◆ **GIVEN TASK**:
Write out the data below in full, unchanged, minus the images.

◆ **DATA SUPPLIED**:
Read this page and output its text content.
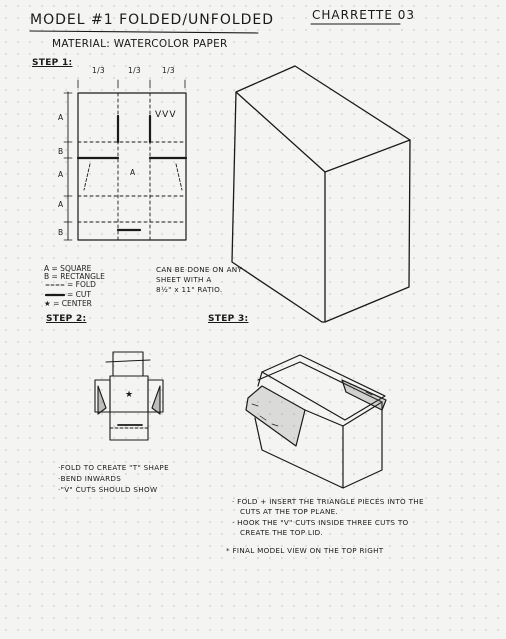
MODEL #1 FOLDED/UNFOLDED	CHARRETTE 03
MATERIAL: WATERCOLOR PAPER
STEP 1:
STEP 2:	STEP 3:
1/3	1/3	1/3
A
B
A
A
B
A
VVV
A = SQUARE
B = RECTANGLE
= FOLD
= CUT
★ = CENTER
CAN BE DONE ON ANY
SHEET WITH A
8½" x 11" RATIO.
★
·FOLD TO CREATE "T" SHAPE
·BEND INWARDS
·"V" CUTS SHOULD SHOW
· FOLD + INSERT THE TRIANGLE PIECES INTO THE
CUTS AT THE TOP PLANE.
· HOOK THE "V" CUTS INSIDE THREE CUTS TO
CREATE THE TOP LID.
* FINAL MODEL VIEW ON THE TOP RIGHT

◆ **RESPONSE TO THE TASK**:
Read this page and output its text content.
MODEL #1 FOLDED/UNFOLDED	CHARRETTE 03
MATERIAL: WATERCOLOR PAPER
STEP 1:
STEP 2:	STEP 3:
1/3	1/3	1/3
A
B
A
A
B
A
VVV
A = SQUARE
B = RECTANGLE
= FOLD
= CUT
★ = CENTER
CAN BE DONE ON ANY
SHEET WITH A
8½" x 11" RATIO.
★
·FOLD TO CREATE "T" SHAPE
·BEND INWARDS
·"V" CUTS SHOULD SHOW
· FOLD + INSERT THE TRIANGLE PIECES INTO THE
CUTS AT THE TOP PLANE.
· HOOK THE "V" CUTS INSIDE THREE CUTS TO
CREATE THE TOP LID.
* FINAL MODEL VIEW ON THE TOP RIGHT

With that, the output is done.